Stated task = Go through the data and copy every line exactly, but not the images.

Data excerpts:

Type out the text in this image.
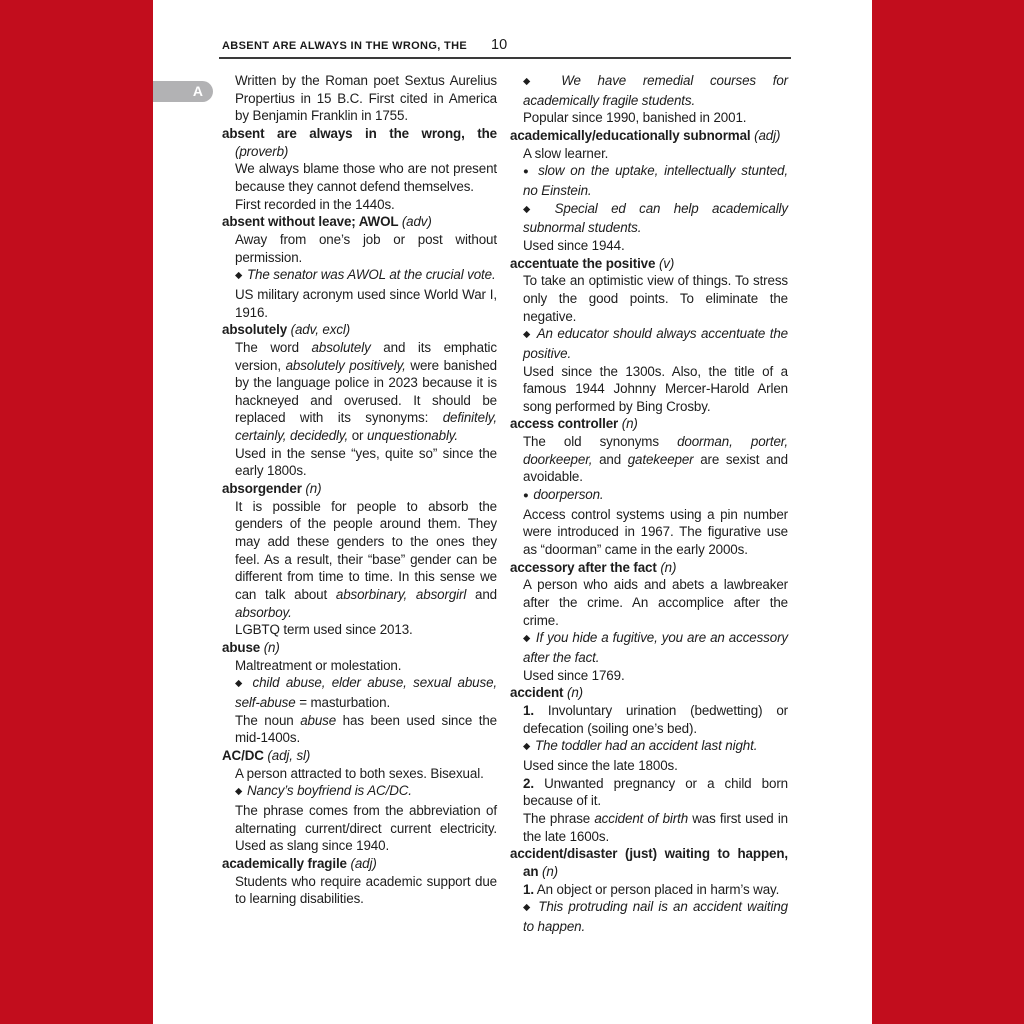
ABSENT ARE ALWAYS IN THE WRONG, THE 10
A
Written by the Roman poet Sextus Aurelius Propertius in 15 B.C. First cited in America by Benjamin Franklin in 1755.
absent are always in the wrong, the (proverb)
We always blame those who are not present because they cannot defend themselves.
First recorded in the 1440s.
absent without leave; AWOL (adv)
Away from one’s job or post without permission.
◆ The senator was AWOL at the crucial vote.
US military acronym used since World War I, 1916.
absolutely (adv, excl)
The word absolutely and its emphatic version, absolutely positively, were banished by the language police in 2023 because it is hackneyed and overused. It should be replaced with its synonyms: definitely, certainly, decidedly, or unquestionably.
Used in the sense “yes, quite so” since the early 1800s.
absorgender (n)
It is possible for people to absorb the genders of the people around them. They may add these genders to the ones they feel. As a result, their “base” gender can be different from time to time. In this sense we can talk about absorbinary, absorgirl and absorboy.
LGBTQ term used since 2013.
abuse (n)
Maltreatment or molestation.
◆ child abuse, elder abuse, sexual abuse, self-abuse = masturbation.
The noun abuse has been used since the mid-1400s.
AC/DC (adj, sl)
A person attracted to both sexes. Bisexual.
◆ Nancy’s boyfriend is AC/DC.
The phrase comes from the abbreviation of alternating current/direct current electricity. Used as slang since 1940.
academically fragile (adj)
Students who require academic support due to learning disabilities.
◆ We have remedial courses for academically fragile students.
Popular since 1990, banished in 2001.
academically/educationally subnormal (adj)
A slow learner.
● slow on the uptake, intellectually stunted, no Einstein.
◆ Special ed can help academically subnormal students.
Used since 1944.
accentuate the positive (v)
To take an optimistic view of things. To stress only the good points. To eliminate the negative.
◆ An educator should always accentuate the positive.
Used since the 1300s. Also, the title of a famous 1944 Johnny Mercer-Harold Arlen song performed by Bing Crosby.
access controller (n)
The old synonyms doorman, porter, doorkeeper, and gatekeeper are sexist and avoidable.
● doorperson.
Access control systems using a pin number were introduced in 1967. The figurative use as “doorman” came in the early 2000s.
accessory after the fact (n)
A person who aids and abets a lawbreaker after the crime. An accomplice after the crime.
◆ If you hide a fugitive, you are an accessory after the fact.
Used since 1769.
accident (n)
1. Involuntary urination (bedwetting) or defecation (soiling one’s bed).
◆ The toddler had an accident last night.
Used since the late 1800s.
2. Unwanted pregnancy or a child born because of it.
The phrase accident of birth was first used in the late 1600s.
accident/disaster (just) waiting to happen, an (n)
1. An object or person placed in harm’s way.
◆ This protruding nail is an accident waiting to happen.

The response =
Type out the text in this image.
ABSENT ARE ALWAYS IN THE WRONG, THE 10
A
Written by the Roman poet Sextus Aurelius Propertius in 15 B.C. First cited in America by Benjamin Franklin in 1755.
absent are always in the wrong, the (proverb)
We always blame those who are not present because they cannot defend themselves.
First recorded in the 1440s.
absent without leave; AWOL (adv)
Away from one’s job or post without permission.
◆ The senator was AWOL at the crucial vote.
US military acronym used since World War I, 1916.
absolutely (adv, excl)
The word absolutely and its emphatic version, absolutely positively, were banished by the language police in 2023 because it is hackneyed and overused. It should be replaced with its synonyms: definitely, certainly, decidedly, or unquestionably.
Used in the sense “yes, quite so” since the early 1800s.
absorgender (n)
It is possible for people to absorb the genders of the people around them. They may add these genders to the ones they feel. As a result, their “base” gender can be different from time to time. In this sense we can talk about absorbinary, absorgirl and absorboy.
LGBTQ term used since 2013.
abuse (n)
Maltreatment or molestation.
◆ child abuse, elder abuse, sexual abuse, self-abuse = masturbation.
The noun abuse has been used since the mid-1400s.
AC/DC (adj, sl)
A person attracted to both sexes. Bisexual.
◆ Nancy’s boyfriend is AC/DC.
The phrase comes from the abbreviation of alternating current/direct current electricity. Used as slang since 1940.
academically fragile (adj)
Students who require academic support due to learning disabilities.
◆ We have remedial courses for academically fragile students.
Popular since 1990, banished in 2001.
academically/educationally subnormal (adj)
A slow learner.
● slow on the uptake, intellectually stunted, no Einstein.
◆ Special ed can help academically subnormal students.
Used since 1944.
accentuate the positive (v)
To take an optimistic view of things. To stress only the good points. To eliminate the negative.
◆ An educator should always accentuate the positive.
Used since the 1300s. Also, the title of a famous 1944 Johnny Mercer-Harold Arlen song performed by Bing Crosby.
access controller (n)
The old synonyms doorman, porter, doorkeeper, and gatekeeper are sexist and avoidable.
● doorperson.
Access control systems using a pin number were introduced in 1967. The figurative use as “doorman” came in the early 2000s.
accessory after the fact (n)
A person who aids and abets a lawbreaker after the crime. An accomplice after the crime.
◆ If you hide a fugitive, you are an accessory after the fact.
Used since 1769.
accident (n)
1. Involuntary urination (bedwetting) or defecation (soiling one’s bed).
◆ The toddler had an accident last night.
Used since the late 1800s.
2. Unwanted pregnancy or a child born because of it.
The phrase accident of birth was first used in the late 1600s.
accident/disaster (just) waiting to happen, an (n)
1. An object or person placed in harm’s way.
◆ This protruding nail is an accident waiting to happen.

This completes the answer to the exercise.